STATED GOAL: For the data below, report the number of lines that contain the string "ffffff" and nothing else.
● ● ● ● ●
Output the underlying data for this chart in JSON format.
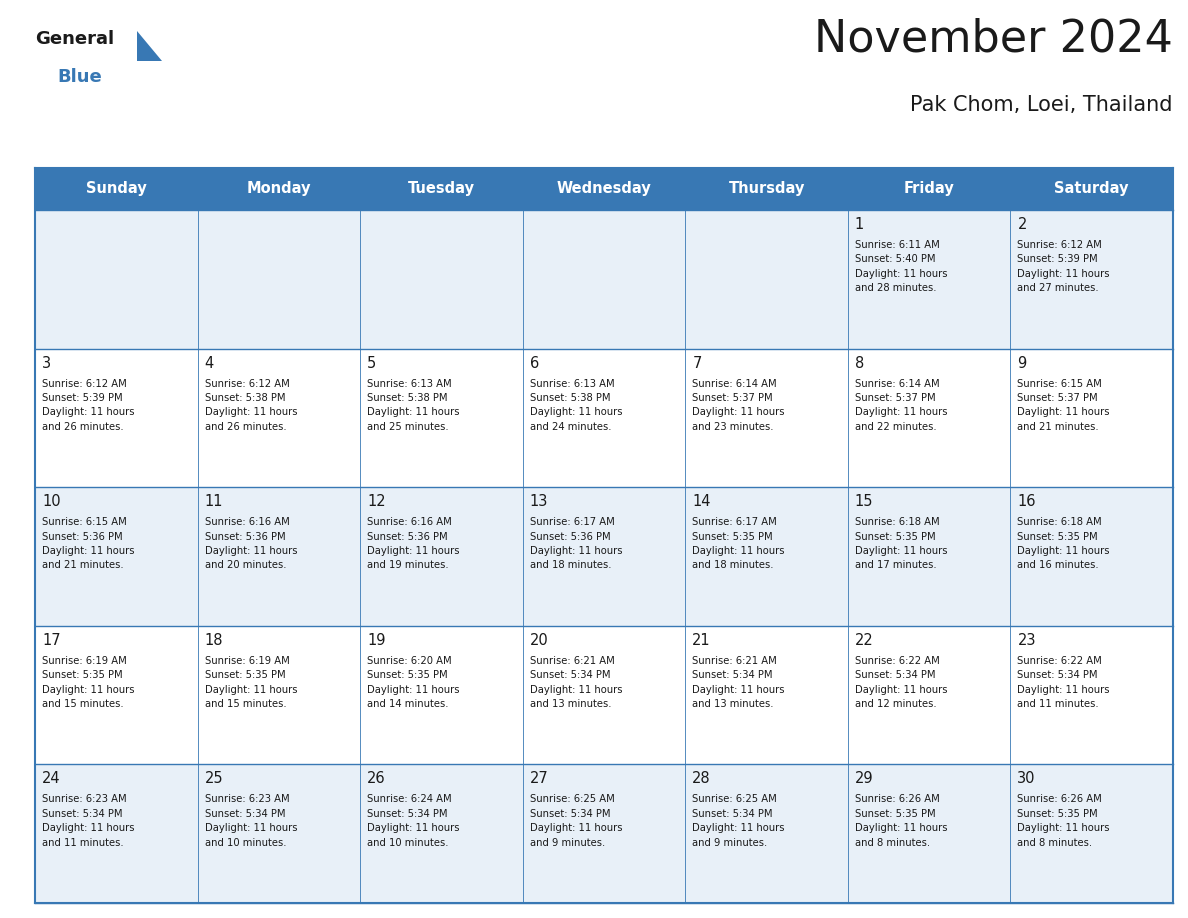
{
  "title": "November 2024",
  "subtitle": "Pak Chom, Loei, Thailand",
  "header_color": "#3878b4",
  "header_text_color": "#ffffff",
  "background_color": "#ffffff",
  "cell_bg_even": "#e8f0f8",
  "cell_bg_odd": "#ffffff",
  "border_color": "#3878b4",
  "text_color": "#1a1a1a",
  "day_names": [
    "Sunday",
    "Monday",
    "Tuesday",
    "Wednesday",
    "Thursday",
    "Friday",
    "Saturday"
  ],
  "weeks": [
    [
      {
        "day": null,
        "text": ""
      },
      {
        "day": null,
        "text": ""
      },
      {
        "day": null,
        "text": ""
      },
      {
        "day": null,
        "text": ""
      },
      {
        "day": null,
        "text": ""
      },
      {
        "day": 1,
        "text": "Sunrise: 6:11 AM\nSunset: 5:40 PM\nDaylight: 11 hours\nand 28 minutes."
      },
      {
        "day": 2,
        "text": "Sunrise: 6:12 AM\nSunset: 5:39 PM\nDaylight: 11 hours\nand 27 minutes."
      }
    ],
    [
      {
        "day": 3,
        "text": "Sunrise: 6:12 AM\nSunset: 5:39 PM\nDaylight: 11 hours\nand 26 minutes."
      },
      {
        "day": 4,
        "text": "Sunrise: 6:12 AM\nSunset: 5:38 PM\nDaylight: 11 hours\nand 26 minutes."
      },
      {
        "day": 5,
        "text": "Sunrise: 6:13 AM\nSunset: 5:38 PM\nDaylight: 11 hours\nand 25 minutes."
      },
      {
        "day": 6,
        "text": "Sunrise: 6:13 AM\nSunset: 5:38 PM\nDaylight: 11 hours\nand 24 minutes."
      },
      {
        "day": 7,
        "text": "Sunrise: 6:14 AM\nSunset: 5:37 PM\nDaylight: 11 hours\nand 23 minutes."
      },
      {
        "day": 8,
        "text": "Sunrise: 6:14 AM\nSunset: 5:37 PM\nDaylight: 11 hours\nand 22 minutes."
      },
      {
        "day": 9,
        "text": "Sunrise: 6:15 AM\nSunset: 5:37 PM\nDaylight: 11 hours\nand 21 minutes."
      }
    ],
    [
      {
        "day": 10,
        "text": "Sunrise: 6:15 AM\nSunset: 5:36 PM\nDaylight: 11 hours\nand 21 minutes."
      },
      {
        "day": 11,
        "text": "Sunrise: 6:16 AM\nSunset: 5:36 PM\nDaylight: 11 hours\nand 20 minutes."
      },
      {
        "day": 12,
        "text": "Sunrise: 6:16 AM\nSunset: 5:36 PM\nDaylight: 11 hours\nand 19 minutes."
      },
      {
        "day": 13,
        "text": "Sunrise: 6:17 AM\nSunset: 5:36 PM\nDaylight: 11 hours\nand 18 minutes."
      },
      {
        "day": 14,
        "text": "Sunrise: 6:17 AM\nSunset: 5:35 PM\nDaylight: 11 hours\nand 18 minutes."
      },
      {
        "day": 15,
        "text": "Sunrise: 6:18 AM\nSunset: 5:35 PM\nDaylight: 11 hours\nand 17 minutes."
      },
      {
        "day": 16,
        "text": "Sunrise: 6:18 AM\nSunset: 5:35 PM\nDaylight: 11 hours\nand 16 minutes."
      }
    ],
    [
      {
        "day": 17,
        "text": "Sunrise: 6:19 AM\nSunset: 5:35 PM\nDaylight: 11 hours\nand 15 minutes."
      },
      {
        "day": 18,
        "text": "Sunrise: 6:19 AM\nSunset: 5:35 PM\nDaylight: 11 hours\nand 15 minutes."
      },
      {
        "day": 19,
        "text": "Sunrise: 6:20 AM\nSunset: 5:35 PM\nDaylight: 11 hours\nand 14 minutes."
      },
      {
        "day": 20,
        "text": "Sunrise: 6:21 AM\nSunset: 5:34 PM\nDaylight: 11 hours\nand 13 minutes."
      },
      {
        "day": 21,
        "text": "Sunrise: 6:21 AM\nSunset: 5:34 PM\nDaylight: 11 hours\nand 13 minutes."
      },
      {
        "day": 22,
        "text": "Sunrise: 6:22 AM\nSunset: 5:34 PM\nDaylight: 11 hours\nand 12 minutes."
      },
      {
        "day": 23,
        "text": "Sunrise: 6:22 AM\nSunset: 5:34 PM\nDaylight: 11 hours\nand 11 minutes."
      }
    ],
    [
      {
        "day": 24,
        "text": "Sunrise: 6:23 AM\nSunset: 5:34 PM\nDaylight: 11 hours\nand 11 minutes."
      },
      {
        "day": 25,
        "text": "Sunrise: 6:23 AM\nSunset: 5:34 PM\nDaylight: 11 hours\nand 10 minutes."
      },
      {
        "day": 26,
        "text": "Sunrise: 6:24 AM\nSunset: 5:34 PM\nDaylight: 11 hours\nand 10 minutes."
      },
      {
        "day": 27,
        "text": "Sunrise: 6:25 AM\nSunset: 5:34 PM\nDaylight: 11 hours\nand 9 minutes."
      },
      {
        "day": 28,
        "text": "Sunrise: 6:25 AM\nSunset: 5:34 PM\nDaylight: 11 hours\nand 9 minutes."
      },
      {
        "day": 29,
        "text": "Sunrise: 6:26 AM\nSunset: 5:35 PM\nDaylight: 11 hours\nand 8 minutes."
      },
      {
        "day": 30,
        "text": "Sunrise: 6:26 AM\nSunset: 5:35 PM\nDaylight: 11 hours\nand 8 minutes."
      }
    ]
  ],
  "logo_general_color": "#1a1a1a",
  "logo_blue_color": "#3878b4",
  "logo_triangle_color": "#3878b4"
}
● ● ● ● ●
SOLUTION: 3